• [Set tasks]:
1: Print the stretch of the AvroCoder documentation from "The Avro datum" through "input.apply(...)", word for word.
2: Name every distinct method in the AvroCoder documentation that is written with parentheses directly after its name.

• [Excerpt provided]:
## begin

Class AvroCoder<T>

  • Type Parameters:
    T - the type of elements handled by this coder
    All Implemented Interfaces:
    java.io.Serializable
    Direct Known Subclasses:
    AvroGenericCoder

    public class AvroCoder<T>
    extends org.apache.beam.sdk.coders.CustomCoder<T>
    A Coder using Avro binary format.

    Each instance of AvroCoder<T> encapsulates an Avro datum factory and schema for objects of type T.

    The Avro datum factory and schema may be provided explicitly via of(AvroDatumFactory, Schema) or omitted via specific(Class) or reflect(Class) in which case it will be inferred using Avro's SpecificData or ReflectData

    For complete details about schema generation and how it can be controlled please see the org.apache.avro.specific and org.apache.avro.reflect packages.

    To use, specify the Coder type on a PCollection:

    
     PCollection<MyCustomElement> records =
         input.apply(...)
              .setCoder(AvroCoder.of(MyCustomElement.class));
     

    or annotate the element class using @DefaultCoder.

    @DefaultCoder(AvroCoder.class)
     public class MyCustomElement {
         ...

## end

• [Rows]:

## begin

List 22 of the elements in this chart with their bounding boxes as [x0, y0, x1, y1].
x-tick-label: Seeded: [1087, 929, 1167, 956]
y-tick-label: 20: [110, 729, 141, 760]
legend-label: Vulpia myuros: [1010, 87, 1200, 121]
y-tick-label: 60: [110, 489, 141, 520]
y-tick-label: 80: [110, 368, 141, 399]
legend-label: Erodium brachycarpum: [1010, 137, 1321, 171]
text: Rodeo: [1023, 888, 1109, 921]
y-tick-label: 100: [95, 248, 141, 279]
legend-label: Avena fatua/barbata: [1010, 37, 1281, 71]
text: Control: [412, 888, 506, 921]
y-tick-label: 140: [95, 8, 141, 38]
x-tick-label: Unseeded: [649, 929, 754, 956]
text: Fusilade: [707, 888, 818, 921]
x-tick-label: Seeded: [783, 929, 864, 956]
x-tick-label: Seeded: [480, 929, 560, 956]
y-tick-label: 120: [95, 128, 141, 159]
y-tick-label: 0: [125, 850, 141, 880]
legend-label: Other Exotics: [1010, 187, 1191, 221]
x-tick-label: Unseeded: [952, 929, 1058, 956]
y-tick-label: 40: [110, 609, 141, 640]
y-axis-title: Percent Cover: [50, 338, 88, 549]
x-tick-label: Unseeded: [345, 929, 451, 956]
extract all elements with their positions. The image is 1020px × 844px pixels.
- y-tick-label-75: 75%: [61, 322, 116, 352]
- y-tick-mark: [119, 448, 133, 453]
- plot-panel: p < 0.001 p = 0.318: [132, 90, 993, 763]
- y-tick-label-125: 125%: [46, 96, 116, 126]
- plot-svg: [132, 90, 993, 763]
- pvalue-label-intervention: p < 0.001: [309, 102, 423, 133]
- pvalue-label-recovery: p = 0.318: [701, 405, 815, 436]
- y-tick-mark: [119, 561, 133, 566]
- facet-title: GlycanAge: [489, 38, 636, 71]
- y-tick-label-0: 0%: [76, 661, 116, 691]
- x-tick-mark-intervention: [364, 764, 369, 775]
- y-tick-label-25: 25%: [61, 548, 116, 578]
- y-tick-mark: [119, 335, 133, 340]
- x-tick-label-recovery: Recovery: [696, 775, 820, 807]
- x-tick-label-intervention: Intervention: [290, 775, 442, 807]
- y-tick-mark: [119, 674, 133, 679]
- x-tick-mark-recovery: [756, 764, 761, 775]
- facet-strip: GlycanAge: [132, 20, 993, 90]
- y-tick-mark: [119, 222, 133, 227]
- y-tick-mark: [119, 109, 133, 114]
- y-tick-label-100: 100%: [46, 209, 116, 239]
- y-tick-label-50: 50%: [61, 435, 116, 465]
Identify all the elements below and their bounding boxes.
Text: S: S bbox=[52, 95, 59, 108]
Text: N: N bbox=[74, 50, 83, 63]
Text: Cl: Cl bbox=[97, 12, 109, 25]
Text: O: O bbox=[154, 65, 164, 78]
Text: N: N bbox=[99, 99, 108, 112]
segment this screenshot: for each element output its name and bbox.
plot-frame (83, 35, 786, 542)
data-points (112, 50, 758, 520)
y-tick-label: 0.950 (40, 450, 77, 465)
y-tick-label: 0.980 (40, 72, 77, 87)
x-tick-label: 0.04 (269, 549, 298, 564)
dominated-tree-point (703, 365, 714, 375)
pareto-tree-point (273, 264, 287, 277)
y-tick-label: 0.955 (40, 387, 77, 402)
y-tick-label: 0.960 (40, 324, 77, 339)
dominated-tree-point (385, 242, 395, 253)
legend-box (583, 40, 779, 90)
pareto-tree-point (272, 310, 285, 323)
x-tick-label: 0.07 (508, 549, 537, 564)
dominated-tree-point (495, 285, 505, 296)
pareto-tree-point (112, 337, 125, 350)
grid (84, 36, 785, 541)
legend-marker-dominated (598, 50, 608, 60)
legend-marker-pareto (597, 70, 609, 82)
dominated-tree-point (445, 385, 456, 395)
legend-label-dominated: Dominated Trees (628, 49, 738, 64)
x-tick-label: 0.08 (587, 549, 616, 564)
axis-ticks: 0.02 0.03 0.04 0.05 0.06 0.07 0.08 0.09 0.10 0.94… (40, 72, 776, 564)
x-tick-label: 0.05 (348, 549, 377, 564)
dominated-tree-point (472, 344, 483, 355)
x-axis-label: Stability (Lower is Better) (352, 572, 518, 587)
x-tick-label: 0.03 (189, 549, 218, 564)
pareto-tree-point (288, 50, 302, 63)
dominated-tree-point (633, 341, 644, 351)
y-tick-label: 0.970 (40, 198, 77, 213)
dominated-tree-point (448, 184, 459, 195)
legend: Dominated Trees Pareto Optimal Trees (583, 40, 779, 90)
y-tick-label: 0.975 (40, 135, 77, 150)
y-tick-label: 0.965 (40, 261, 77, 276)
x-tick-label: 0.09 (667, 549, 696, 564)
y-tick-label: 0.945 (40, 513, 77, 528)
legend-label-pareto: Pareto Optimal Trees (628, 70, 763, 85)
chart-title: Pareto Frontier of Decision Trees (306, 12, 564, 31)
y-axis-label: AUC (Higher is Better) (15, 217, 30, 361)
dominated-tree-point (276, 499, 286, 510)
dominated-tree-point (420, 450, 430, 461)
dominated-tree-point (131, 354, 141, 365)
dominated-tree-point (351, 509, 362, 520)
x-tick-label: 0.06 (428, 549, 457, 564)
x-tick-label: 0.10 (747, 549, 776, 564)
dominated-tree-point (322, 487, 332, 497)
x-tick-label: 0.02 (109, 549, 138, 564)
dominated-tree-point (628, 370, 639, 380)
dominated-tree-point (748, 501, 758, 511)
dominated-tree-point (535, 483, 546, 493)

## end

• [Answers by task]:
1:
The Avro datum factory and schema may be provided explicitly via of(AvroDatumFactory, Schema) or omitted via specific(Class) or reflect(Class) in which case it will be inferred using Avro's SpecificData or ReflectData

    For complete details about schema generation and how it can be controlled please see the org.apache.avro.specific and org.apache.avro.reflect packages.

    To use, specify the Coder type on a PCollection:

    
     PCollection<MyCustomElement> records =
         input.apply(...)

2:
- of
- specific
- reflect
- apply
- setCoder